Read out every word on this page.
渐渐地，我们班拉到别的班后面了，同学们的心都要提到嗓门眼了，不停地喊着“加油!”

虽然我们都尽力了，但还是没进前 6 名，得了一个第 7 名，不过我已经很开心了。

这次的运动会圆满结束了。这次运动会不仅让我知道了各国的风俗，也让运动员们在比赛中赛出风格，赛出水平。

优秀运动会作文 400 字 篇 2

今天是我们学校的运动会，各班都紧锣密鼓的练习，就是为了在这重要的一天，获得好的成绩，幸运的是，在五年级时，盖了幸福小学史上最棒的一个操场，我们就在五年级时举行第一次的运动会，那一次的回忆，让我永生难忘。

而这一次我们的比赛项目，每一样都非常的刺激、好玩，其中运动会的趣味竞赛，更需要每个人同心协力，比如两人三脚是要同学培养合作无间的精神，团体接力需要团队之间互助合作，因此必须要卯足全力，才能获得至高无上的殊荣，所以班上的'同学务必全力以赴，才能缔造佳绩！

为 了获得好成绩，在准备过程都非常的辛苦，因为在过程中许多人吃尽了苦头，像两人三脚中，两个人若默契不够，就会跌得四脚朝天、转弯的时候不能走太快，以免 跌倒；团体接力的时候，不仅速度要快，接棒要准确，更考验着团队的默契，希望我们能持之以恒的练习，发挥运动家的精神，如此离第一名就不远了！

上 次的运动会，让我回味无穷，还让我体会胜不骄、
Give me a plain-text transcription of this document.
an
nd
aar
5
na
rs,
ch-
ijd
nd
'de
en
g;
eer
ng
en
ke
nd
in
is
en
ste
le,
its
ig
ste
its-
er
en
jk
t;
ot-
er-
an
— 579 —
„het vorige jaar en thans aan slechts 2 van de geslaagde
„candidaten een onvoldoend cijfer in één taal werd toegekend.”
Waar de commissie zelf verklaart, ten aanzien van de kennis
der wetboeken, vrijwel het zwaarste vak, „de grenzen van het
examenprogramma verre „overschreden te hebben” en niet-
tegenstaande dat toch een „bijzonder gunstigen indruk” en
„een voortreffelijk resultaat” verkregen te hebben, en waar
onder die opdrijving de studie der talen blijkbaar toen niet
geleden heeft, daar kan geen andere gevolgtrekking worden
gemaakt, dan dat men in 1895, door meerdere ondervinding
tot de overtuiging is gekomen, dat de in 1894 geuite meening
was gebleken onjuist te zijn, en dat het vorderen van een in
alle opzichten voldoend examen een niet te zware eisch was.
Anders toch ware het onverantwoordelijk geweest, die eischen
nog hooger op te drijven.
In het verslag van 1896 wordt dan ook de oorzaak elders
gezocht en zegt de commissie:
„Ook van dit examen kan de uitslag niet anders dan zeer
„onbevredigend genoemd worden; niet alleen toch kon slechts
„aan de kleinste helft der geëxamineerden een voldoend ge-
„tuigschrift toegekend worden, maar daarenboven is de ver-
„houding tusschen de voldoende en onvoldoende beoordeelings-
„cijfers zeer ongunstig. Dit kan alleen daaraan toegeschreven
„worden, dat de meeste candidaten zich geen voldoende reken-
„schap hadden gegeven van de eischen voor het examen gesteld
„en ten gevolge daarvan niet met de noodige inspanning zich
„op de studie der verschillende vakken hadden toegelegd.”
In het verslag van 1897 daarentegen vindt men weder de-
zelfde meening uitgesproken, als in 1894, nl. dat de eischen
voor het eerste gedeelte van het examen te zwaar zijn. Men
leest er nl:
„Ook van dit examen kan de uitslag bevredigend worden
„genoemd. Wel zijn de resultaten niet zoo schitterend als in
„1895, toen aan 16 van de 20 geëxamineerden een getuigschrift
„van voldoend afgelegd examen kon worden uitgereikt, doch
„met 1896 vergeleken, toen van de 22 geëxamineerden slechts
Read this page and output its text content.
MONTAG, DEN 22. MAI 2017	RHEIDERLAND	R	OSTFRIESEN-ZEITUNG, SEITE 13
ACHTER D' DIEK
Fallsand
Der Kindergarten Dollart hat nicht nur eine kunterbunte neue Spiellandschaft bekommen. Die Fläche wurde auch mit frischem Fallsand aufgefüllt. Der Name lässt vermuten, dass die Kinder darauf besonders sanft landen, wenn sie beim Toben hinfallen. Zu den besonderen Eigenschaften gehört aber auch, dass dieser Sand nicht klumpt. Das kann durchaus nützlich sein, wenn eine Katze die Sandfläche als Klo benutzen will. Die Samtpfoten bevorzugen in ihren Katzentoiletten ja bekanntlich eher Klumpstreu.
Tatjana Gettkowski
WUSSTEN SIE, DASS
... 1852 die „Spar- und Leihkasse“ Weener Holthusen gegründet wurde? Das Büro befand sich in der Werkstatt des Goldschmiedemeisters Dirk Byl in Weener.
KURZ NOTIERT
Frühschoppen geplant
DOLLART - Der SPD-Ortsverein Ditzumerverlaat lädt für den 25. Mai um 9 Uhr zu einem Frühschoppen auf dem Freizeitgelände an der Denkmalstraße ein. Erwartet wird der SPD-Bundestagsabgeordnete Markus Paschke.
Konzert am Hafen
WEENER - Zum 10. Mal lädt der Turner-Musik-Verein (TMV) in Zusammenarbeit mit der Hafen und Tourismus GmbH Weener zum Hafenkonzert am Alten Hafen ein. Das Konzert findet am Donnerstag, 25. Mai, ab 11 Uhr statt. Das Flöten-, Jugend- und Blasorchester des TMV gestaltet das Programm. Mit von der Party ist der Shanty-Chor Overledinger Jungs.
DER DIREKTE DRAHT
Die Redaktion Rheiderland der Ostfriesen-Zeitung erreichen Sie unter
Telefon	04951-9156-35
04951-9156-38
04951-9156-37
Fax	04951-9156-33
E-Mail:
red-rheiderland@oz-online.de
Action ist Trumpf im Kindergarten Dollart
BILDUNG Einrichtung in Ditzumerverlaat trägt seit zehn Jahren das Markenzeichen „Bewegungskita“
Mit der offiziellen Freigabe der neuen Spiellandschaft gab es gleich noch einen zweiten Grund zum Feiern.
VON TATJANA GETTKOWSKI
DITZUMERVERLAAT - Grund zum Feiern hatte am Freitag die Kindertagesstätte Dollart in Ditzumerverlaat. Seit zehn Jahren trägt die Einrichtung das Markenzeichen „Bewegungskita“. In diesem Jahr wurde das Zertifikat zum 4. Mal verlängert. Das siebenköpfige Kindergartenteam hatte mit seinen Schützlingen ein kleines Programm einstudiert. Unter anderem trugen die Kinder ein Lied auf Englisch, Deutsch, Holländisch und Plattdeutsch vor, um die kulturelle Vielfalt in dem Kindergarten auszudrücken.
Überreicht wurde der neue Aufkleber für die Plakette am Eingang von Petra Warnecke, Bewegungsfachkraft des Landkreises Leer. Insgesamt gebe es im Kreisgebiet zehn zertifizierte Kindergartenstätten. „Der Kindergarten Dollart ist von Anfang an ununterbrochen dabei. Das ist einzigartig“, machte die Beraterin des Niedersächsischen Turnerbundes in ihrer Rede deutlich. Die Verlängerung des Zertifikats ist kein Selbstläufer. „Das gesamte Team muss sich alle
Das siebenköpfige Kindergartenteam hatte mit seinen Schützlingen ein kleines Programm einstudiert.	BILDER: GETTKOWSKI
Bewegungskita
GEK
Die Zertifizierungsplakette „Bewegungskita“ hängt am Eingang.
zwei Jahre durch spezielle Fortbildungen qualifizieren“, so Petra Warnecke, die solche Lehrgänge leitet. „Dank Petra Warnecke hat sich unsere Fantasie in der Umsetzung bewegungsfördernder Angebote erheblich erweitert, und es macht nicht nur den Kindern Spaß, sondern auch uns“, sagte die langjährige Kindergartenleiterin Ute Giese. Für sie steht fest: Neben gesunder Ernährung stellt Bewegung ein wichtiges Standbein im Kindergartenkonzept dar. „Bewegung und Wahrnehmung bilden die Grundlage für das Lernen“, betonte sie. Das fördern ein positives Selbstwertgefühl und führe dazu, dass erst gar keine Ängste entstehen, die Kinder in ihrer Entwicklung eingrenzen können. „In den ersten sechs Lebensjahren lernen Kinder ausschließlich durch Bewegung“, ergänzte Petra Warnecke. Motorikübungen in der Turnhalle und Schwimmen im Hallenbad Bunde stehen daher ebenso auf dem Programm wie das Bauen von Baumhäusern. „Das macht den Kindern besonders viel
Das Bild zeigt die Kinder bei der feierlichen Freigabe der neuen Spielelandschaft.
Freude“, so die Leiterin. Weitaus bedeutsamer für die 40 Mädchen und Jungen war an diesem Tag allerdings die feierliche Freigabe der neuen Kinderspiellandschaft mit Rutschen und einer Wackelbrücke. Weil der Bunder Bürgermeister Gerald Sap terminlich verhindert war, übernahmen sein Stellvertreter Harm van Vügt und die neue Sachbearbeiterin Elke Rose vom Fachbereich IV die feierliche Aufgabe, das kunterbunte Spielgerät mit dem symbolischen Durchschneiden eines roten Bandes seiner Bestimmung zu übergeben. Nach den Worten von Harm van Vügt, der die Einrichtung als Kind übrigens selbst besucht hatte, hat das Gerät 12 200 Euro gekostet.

####

WHAT TO WORK ON: Of the lines in the material above, state how many contain the string "this"; give no other text.

RESULT BELOW: 3